*WHAT TO WORK ON*:
Write out, precisely and in full, each line of the material.

*GIVEN ENTRIES*:
◆ ◆ ◆ ◆ ◆

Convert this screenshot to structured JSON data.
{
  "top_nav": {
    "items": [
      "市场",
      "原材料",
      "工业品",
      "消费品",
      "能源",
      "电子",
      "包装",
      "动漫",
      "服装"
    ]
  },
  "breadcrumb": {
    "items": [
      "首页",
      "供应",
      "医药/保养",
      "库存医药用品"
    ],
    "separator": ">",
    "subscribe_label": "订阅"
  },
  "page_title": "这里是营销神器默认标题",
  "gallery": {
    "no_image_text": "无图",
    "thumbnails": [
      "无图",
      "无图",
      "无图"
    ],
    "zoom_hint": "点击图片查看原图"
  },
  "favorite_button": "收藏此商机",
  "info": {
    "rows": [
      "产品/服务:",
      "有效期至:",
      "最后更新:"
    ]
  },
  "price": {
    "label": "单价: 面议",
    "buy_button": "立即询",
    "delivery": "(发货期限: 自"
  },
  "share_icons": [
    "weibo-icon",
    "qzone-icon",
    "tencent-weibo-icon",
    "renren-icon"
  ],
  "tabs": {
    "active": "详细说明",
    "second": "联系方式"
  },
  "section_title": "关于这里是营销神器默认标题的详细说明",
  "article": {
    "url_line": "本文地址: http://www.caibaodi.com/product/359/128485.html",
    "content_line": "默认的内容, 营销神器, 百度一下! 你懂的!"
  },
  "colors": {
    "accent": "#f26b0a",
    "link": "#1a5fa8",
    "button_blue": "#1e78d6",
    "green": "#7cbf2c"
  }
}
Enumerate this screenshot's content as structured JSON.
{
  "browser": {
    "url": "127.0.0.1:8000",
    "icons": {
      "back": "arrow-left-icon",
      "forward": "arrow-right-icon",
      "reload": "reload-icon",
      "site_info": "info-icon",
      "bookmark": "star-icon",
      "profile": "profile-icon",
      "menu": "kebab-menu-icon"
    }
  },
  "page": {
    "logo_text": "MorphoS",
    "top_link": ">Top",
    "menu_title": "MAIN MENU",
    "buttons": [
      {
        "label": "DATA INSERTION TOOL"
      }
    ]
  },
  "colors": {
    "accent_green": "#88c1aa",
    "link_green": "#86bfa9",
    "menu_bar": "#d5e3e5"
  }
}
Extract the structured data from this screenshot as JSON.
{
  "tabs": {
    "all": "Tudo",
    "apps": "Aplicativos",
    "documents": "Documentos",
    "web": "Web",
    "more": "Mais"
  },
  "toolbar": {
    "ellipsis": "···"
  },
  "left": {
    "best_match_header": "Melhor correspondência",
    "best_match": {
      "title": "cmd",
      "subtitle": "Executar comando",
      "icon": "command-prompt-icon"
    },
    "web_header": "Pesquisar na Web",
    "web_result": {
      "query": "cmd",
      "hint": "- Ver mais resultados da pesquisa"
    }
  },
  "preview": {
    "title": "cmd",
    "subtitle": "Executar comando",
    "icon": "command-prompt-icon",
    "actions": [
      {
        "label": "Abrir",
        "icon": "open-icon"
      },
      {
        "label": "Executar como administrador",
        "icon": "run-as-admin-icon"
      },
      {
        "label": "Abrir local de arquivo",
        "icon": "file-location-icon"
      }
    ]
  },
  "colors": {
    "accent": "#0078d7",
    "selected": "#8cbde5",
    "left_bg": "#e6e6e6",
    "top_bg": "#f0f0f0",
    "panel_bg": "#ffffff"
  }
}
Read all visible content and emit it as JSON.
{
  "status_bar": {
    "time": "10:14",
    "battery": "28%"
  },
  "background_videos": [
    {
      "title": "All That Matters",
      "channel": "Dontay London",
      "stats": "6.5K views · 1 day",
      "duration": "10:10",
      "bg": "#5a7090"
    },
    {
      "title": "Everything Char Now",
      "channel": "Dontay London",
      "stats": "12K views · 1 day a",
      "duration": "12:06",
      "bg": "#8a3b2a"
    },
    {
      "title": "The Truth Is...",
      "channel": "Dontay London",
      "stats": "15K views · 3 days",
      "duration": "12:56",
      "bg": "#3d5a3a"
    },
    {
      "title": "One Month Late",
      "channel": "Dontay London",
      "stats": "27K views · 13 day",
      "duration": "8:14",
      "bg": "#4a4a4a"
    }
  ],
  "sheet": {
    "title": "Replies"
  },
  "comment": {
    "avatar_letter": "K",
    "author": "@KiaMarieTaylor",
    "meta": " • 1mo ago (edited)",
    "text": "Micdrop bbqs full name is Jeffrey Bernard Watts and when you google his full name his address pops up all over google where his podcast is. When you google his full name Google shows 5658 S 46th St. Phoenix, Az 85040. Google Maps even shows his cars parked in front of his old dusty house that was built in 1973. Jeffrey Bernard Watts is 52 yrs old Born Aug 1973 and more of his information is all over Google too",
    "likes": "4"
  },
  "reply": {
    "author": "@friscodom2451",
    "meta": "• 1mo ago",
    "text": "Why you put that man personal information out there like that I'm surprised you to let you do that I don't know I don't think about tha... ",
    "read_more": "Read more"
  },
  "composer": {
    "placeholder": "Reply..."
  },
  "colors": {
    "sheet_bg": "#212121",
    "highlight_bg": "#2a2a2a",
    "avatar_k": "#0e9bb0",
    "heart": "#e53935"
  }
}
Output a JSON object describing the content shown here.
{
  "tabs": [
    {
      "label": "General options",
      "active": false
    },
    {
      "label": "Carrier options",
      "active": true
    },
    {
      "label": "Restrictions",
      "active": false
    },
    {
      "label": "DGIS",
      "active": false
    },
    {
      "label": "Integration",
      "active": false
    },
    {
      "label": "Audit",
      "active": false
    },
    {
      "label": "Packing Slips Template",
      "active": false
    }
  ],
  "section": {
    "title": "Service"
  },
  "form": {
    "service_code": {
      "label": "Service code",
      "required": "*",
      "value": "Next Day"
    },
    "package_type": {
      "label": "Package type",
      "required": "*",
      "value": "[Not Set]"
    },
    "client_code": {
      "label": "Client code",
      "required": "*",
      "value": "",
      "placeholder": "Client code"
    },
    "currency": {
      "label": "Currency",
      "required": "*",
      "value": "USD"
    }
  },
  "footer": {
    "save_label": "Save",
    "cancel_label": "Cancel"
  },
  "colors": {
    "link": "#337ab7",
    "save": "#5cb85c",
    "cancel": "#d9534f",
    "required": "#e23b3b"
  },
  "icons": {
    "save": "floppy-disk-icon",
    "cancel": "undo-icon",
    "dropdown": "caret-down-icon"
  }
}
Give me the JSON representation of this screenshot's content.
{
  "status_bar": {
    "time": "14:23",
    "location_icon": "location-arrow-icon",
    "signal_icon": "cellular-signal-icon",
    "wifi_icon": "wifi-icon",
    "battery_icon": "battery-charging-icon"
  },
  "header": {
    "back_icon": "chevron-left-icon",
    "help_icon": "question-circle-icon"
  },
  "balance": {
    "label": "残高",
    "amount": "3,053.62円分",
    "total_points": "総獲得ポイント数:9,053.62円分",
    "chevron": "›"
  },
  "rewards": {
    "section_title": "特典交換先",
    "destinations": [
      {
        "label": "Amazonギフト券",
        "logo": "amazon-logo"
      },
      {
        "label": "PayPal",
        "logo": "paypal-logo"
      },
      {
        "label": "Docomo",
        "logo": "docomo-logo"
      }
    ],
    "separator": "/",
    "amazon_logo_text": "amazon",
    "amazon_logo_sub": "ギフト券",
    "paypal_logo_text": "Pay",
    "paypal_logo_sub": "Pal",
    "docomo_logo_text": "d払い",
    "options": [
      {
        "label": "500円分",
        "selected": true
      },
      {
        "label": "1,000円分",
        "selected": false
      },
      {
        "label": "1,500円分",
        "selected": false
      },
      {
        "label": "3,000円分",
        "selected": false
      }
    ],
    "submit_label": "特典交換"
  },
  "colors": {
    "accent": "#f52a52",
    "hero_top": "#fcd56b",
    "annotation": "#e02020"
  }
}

◆ ◆ ◆ ◆ ◆

*TASK RESULT*:
Convert this screenshot to structured JSON data.
{
  "top_nav": {
    "items": [
      "市场",
      "原材料",
      "工业品",
      "消费品",
      "能源",
      "电子",
      "包装",
      "动漫",
      "服装"
    ]
  },
  "breadcrumb": {
    "items": [
      "首页",
      "供应",
      "医药/保养",
      "库存医药用品"
    ],
    "separator": ">",
    "subscribe_label": "订阅"
  },
  "page_title": "这里是营销神器默认标题",
  "gallery": {
    "no_image_text": "无图",
    "thumbnails": [
      "无图",
      "无图",
      "无图"
    ],
    "zoom_hint": "点击图片查看原图"
  },
  "favorite_button": "收藏此商机",
  "info": {
    "rows": [
      "产品/服务:",
      "有效期至:",
      "最后更新:"
    ]
  },
  "price": {
    "label": "单价: 面议",
    "buy_button": "立即询",
    "delivery": "(发货期限: 自"
  },
  "share_icons": [
    "weibo-icon",
    "qzone-icon",
    "tencent-weibo-icon",
    "renren-icon"
  ],
  "tabs": {
    "active": "详细说明",
    "second": "联系方式"
  },
  "section_title": "关于这里是营销神器默认标题的详细说明",
  "article": {
    "url_line": "本文地址: http://www.caibaodi.com/product/359/128485.html",
    "content_line": "默认的内容, 营销神器, 百度一下! 你懂的!"
  },
  "colors": {
    "accent": "#f26b0a",
    "link": "#1a5fa8",
    "button_blue": "#1e78d6",
    "green": "#7cbf2c"
  }
}
Enumerate this screenshot's content as structured JSON.
{
  "browser": {
    "url": "127.0.0.1:8000",
    "icons": {
      "back": "arrow-left-icon",
      "forward": "arrow-right-icon",
      "reload": "reload-icon",
      "site_info": "info-icon",
      "bookmark": "star-icon",
      "profile": "profile-icon",
      "menu": "kebab-menu-icon"
    }
  },
  "page": {
    "logo_text": "MorphoS",
    "top_link": ">Top",
    "menu_title": "MAIN MENU",
    "buttons": [
      {
        "label": "DATA INSERTION TOOL"
      }
    ]
  },
  "colors": {
    "accent_green": "#88c1aa",
    "link_green": "#86bfa9",
    "menu_bar": "#d5e3e5"
  }
}
Extract the structured data from this screenshot as JSON.
{
  "tabs": {
    "all": "Tudo",
    "apps": "Aplicativos",
    "documents": "Documentos",
    "web": "Web",
    "more": "Mais"
  },
  "toolbar": {
    "ellipsis": "···"
  },
  "left": {
    "best_match_header": "Melhor correspondência",
    "best_match": {
      "title": "cmd",
      "subtitle": "Executar comando",
      "icon": "command-prompt-icon"
    },
    "web_header": "Pesquisar na Web",
    "web_result": {
      "query": "cmd",
      "hint": "- Ver mais resultados da pesquisa"
    }
  },
  "preview": {
    "title": "cmd",
    "subtitle": "Executar comando",
    "icon": "command-prompt-icon",
    "actions": [
      {
        "label": "Abrir",
        "icon": "open-icon"
      },
      {
        "label": "Executar como administrador",
        "icon": "run-as-admin-icon"
      },
      {
        "label": "Abrir local de arquivo",
        "icon": "file-location-icon"
      }
    ]
  },
  "colors": {
    "accent": "#0078d7",
    "selected": "#8cbde5",
    "left_bg": "#e6e6e6",
    "top_bg": "#f0f0f0",
    "panel_bg": "#ffffff"
  }
}
Read all visible content and emit it as JSON.
{
  "status_bar": {
    "time": "10:14",
    "battery": "28%"
  },
  "background_videos": [
    {
      "title": "All That Matters",
      "channel": "Dontay London",
      "stats": "6.5K views · 1 day",
      "duration": "10:10",
      "bg": "#5a7090"
    },
    {
      "title": "Everything Char Now",
      "channel": "Dontay London",
      "stats": "12K views · 1 day a",
      "duration": "12:06",
      "bg": "#8a3b2a"
    },
    {
      "title": "The Truth Is...",
      "channel": "Dontay London",
      "stats": "15K views · 3 days",
      "duration": "12:56",
      "bg": "#3d5a3a"
    },
    {
      "title": "One Month Late",
      "channel": "Dontay London",
      "stats": "27K views · 13 day",
      "duration": "8:14",
      "bg": "#4a4a4a"
    }
  ],
  "sheet": {
    "title": "Replies"
  },
  "comment": {
    "avatar_letter": "K",
    "author": "@KiaMarieTaylor",
    "meta": " • 1mo ago (edited)",
    "text": "Micdrop bbqs full name is Jeffrey Bernard Watts and when you google his full name his address pops up all over google where his podcast is. When you google his full name Google shows 5658 S 46th St. Phoenix, Az 85040. Google Maps even shows his cars parked in front of his old dusty house that was built in 1973. Jeffrey Bernard Watts is 52 yrs old Born Aug 1973 and more of his information is all over Google too",
    "likes": "4"
  },
  "reply": {
    "author": "@friscodom2451",
    "meta": "• 1mo ago",
    "text": "Why you put that man personal information out there like that I'm surprised you to let you do that I don't know I don't think about tha... ",
    "read_more": "Read more"
  },
  "composer": {
    "placeholder": "Reply..."
  },
  "colors": {
    "sheet_bg": "#212121",
    "highlight_bg": "#2a2a2a",
    "avatar_k": "#0e9bb0",
    "heart": "#e53935"
  }
}
Output a JSON object describing the content shown here.
{
  "tabs": [
    {
      "label": "General options",
      "active": false
    },
    {
      "label": "Carrier options",
      "active": true
    },
    {
      "label": "Restrictions",
      "active": false
    },
    {
      "label": "DGIS",
      "active": false
    },
    {
      "label": "Integration",
      "active": false
    },
    {
      "label": "Audit",
      "active": false
    },
    {
      "label": "Packing Slips Template",
      "active": false
    }
  ],
  "section": {
    "title": "Service"
  },
  "form": {
    "service_code": {
      "label": "Service code",
      "required": "*",
      "value": "Next Day"
    },
    "package_type": {
      "label": "Package type",
      "required": "*",
      "value": "[Not Set]"
    },
    "client_code": {
      "label": "Client code",
      "required": "*",
      "value": "",
      "placeholder": "Client code"
    },
    "currency": {
      "label": "Currency",
      "required": "*",
      "value": "USD"
    }
  },
  "footer": {
    "save_label": "Save",
    "cancel_label": "Cancel"
  },
  "colors": {
    "link": "#337ab7",
    "save": "#5cb85c",
    "cancel": "#d9534f",
    "required": "#e23b3b"
  },
  "icons": {
    "save": "floppy-disk-icon",
    "cancel": "undo-icon",
    "dropdown": "caret-down-icon"
  }
}
Give me the JSON representation of this screenshot's content.
{
  "status_bar": {
    "time": "14:23",
    "location_icon": "location-arrow-icon",
    "signal_icon": "cellular-signal-icon",
    "wifi_icon": "wifi-icon",
    "battery_icon": "battery-charging-icon"
  },
  "header": {
    "back_icon": "chevron-left-icon",
    "help_icon": "question-circle-icon"
  },
  "balance": {
    "label": "残高",
    "amount": "3,053.62円分",
    "total_points": "総獲得ポイント数:9,053.62円分",
    "chevron": "›"
  },
  "rewards": {
    "section_title": "特典交換先",
    "destinations": [
      {
        "label": "Amazonギフト券",
        "logo": "amazon-logo"
      },
      {
        "label": "PayPal",
        "logo": "paypal-logo"
      },
      {
        "label": "Docomo",
        "logo": "docomo-logo"
      }
    ],
    "separator": "/",
    "amazon_logo_text": "amazon",
    "amazon_logo_sub": "ギフト券",
    "paypal_logo_text": "Pay",
    "paypal_logo_sub": "Pal",
    "docomo_logo_text": "d払い",
    "options": [
      {
        "label": "500円分",
        "selected": true
      },
      {
        "label": "1,000円分",
        "selected": false
      },
      {
        "label": "1,500円分",
        "selected": false
      },
      {
        "label": "3,000円分",
        "selected": false
      }
    ],
    "submit_label": "特典交換"
  },
  "colors": {
    "accent": "#f52a52",
    "hero_top": "#fcd56b",
    "annotation": "#e02020"
  }
}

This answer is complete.